§ Exercise description: Starting with the line that holds "Give me a plain-text", reproduce each line through the last one of the data, exactly as written. Pictures are not copied.

Data extracted from a collection
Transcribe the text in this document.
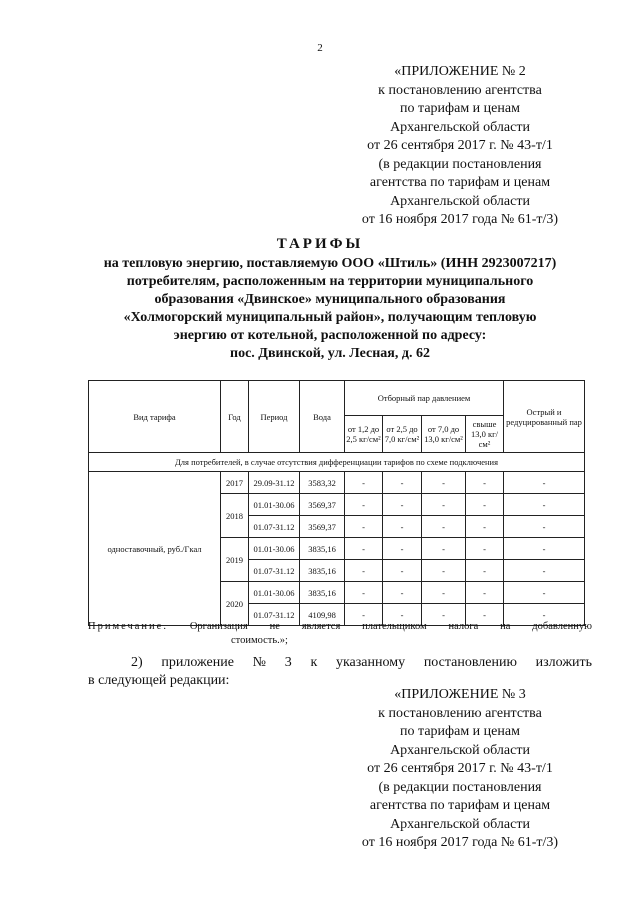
2
«ПРИЛОЖЕНИЕ № 2
к постановлению агентства
по тарифам и ценам
Архангельской области
от 26 сентября 2017 г. № 43-т/1
(в редакции постановления
агентства по тарифам и ценам
Архангельской области
от 16 ноября 2017 года № 61-т/3)
ТАРИФЫ
на тепловую энергию, поставляемую ООО «Штиль» (ИНН 2923007217)
потребителям, расположенным на территории муниципального
образования «Двинское» муниципального образования
«Холмогорский муниципальный район», получающим тепловую
энергию от котельной, расположенной по адресу:
пос. Двинской, ул. Лесная, д. 62
Вид тарифа	Год	Период	Вода	Отборный пар давлением				Острый и редуцированный пар
				от 1,2 до 2,5 кг/см²	от 2,5 до 7,0 кг/см²	от 7,0 до 13,0 кг/см²	свыше 13,0 кг/см²	
Для потребителей, в случае отсутствия дифференциации тарифов по схеме подключения								
одноставочный, руб./Гкал	2017	29.09-31.12	3583,32	-	-	-	-	-
	2018	01.01-30.06	3569,37	-	-	-	-	-
		01.07-31.12	3569,37	-	-	-	-	-
	2019	01.01-30.06	3835,16	-	-	-	-	-
		01.07-31.12	3835,16	-	-	-	-	-
	2020	01.01-30.06	3835,16	-	-	-	-	-
		01.07-31.12	4109,98	-	-	-	-	-
Примечание. Организация не является плательщиком налога на добавленную
стоимость.»;
2) приложение № 3 к указанному постановлению изложить
в следующей редакции:
«ПРИЛОЖЕНИЕ № 3
к постановлению агентства
по тарифам и ценам
Архангельской области
от 26 сентября 2017 г. № 43-т/1
(в редакции постановления
агентства по тарифам и ценам
Архангельской области
от 16 ноября 2017 года № 61-т/3)
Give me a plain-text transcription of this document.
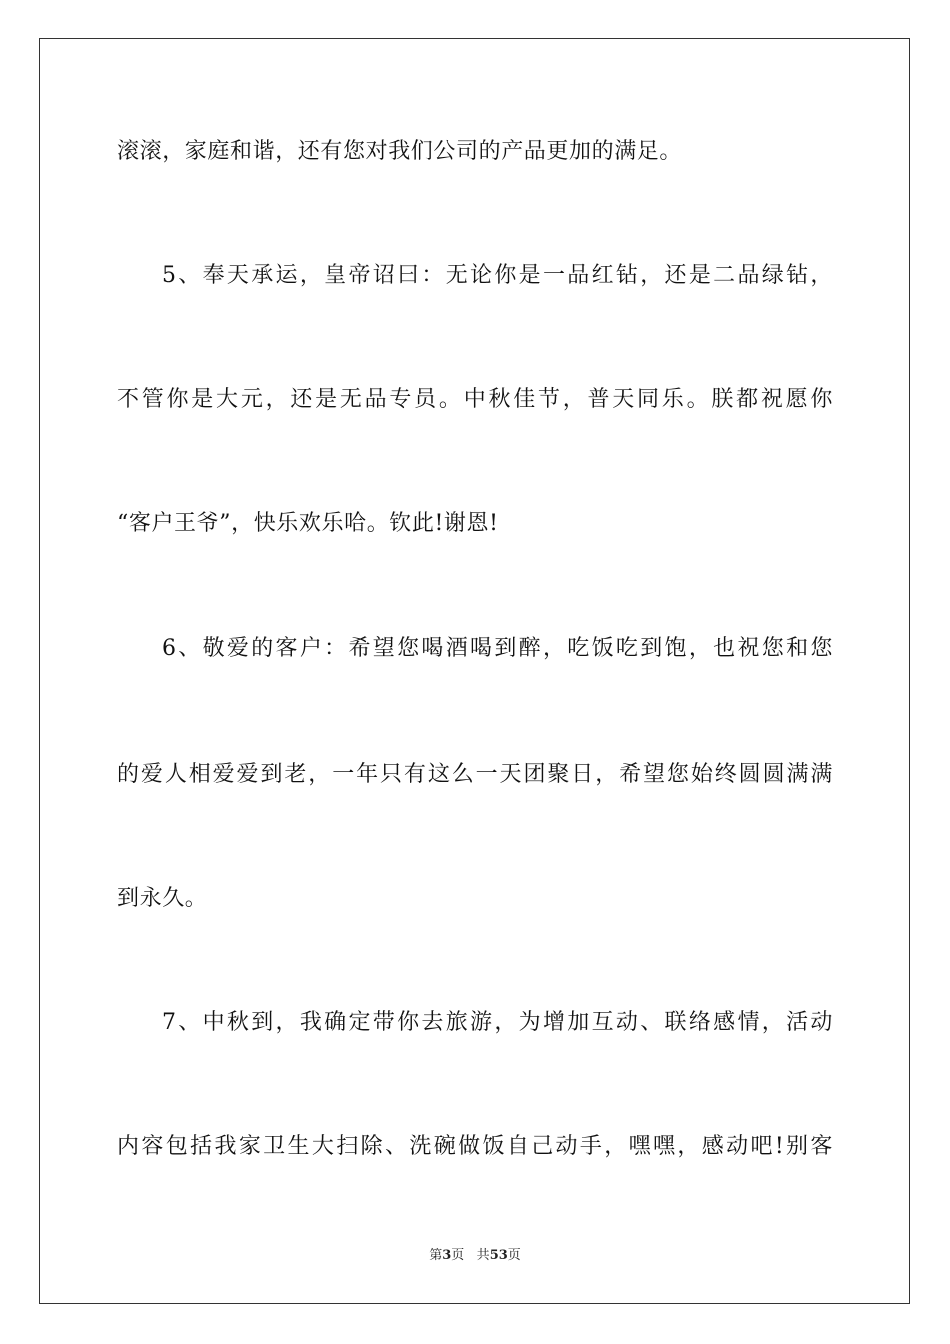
滚滚，家庭和谐，还有您对我们公司的产品更加的满足。
5、奉天承运，皇帝诏曰：无论你是一品红钻，还是二品绿钻，
不管你是大元，还是无品专员。中秋佳节，普天同乐。朕都祝愿你
“客户王爷”，快乐欢乐哈。钦此!谢恩!
6、敬爱的客户：希望您喝酒喝到醉，吃饭吃到饱，也祝您和您
的爱人相爱爱到老，一年只有这么一天团聚日，希望您始终圆圆满满
到永久。
7、中秋到，我确定带你去旅游，为增加互动、联络感情，活动
内容包括我家卫生大扫除、洗碗做饭自己动手，嘿嘿，感动吧!别客
第3页 共53页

§ Expected answer:
Give me a plain-text transcription of this document.
滚滚，家庭和谐，还有您对我们公司的产品更加的满足。
5、奉天承运，皇帝诏曰：无论你是一品红钻，还是二品绿钻，
不管你是大元，还是无品专员。中秋佳节，普天同乐。朕都祝愿你
“客户王爷”，快乐欢乐哈。钦此!谢恩!
6、敬爱的客户：希望您喝酒喝到醉，吃饭吃到饱，也祝您和您
的爱人相爱爱到老，一年只有这么一天团聚日，希望您始终圆圆满满
到永久。
7、中秋到，我确定带你去旅游，为增加互动、联络感情，活动
内容包括我家卫生大扫除、洗碗做饭自己动手，嘿嘿，感动吧!别客
第3页 共53页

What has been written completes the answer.